Copy every entry word for word, but skip the pictures.

[Source data]
┄┄┄┄┄┄┄┄┄┄

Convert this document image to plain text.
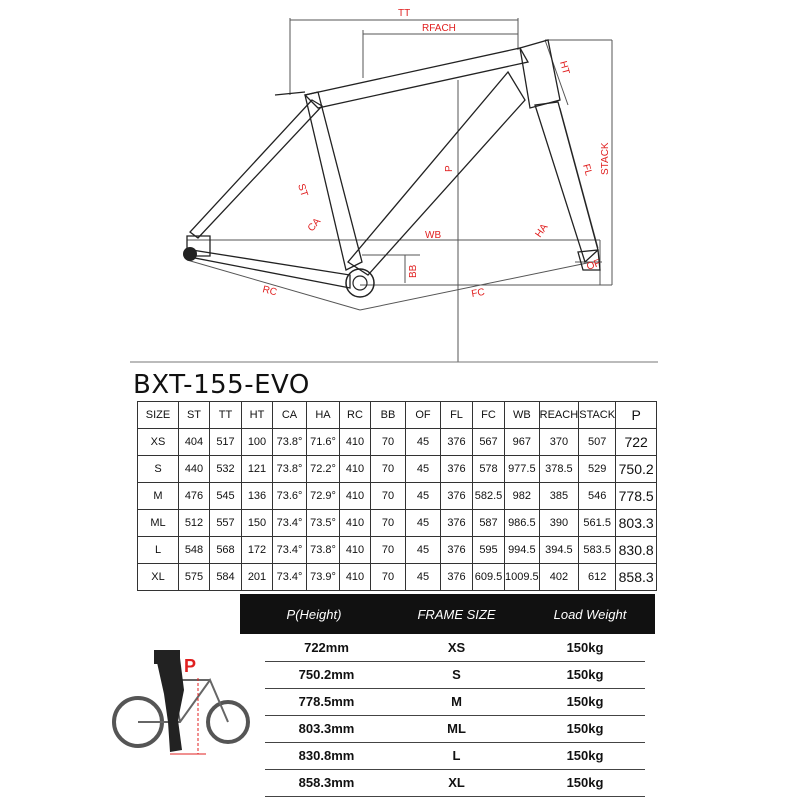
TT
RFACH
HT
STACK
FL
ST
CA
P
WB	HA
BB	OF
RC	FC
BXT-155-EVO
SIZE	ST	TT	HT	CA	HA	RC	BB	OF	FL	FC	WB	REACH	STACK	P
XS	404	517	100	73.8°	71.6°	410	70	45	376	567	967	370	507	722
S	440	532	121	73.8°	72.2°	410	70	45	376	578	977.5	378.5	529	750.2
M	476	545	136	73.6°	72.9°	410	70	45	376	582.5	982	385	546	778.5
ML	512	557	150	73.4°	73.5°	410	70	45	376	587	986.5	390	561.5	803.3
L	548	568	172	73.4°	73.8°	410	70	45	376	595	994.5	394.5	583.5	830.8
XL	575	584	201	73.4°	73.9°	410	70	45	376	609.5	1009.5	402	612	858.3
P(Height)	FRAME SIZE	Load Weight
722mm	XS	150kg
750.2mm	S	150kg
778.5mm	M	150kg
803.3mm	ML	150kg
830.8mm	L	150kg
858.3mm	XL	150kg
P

┄┄┄┄┄┄┄┄┄┄

[Expected output]
Convert this document image to plain text.
TT
RFACH
HT
STACK
FL
ST
CA
P
WB	HA
BB	OF
RC	FC
BXT-155-EVO
SIZE	ST	TT	HT	CA	HA	RC	BB	OF	FL	FC	WB	REACH	STACK	P
XS	404	517	100	73.8°	71.6°	410	70	45	376	567	967	370	507	722
S	440	532	121	73.8°	72.2°	410	70	45	376	578	977.5	378.5	529	750.2
M	476	545	136	73.6°	72.9°	410	70	45	376	582.5	982	385	546	778.5
ML	512	557	150	73.4°	73.5°	410	70	45	376	587	986.5	390	561.5	803.3
L	548	568	172	73.4°	73.8°	410	70	45	376	595	994.5	394.5	583.5	830.8
XL	575	584	201	73.4°	73.9°	410	70	45	376	609.5	1009.5	402	612	858.3
P(Height)	FRAME SIZE	Load Weight
722mm	XS	150kg
750.2mm	S	150kg
778.5mm	M	150kg
803.3mm	ML	150kg
830.8mm	L	150kg
858.3mm	XL	150kg
P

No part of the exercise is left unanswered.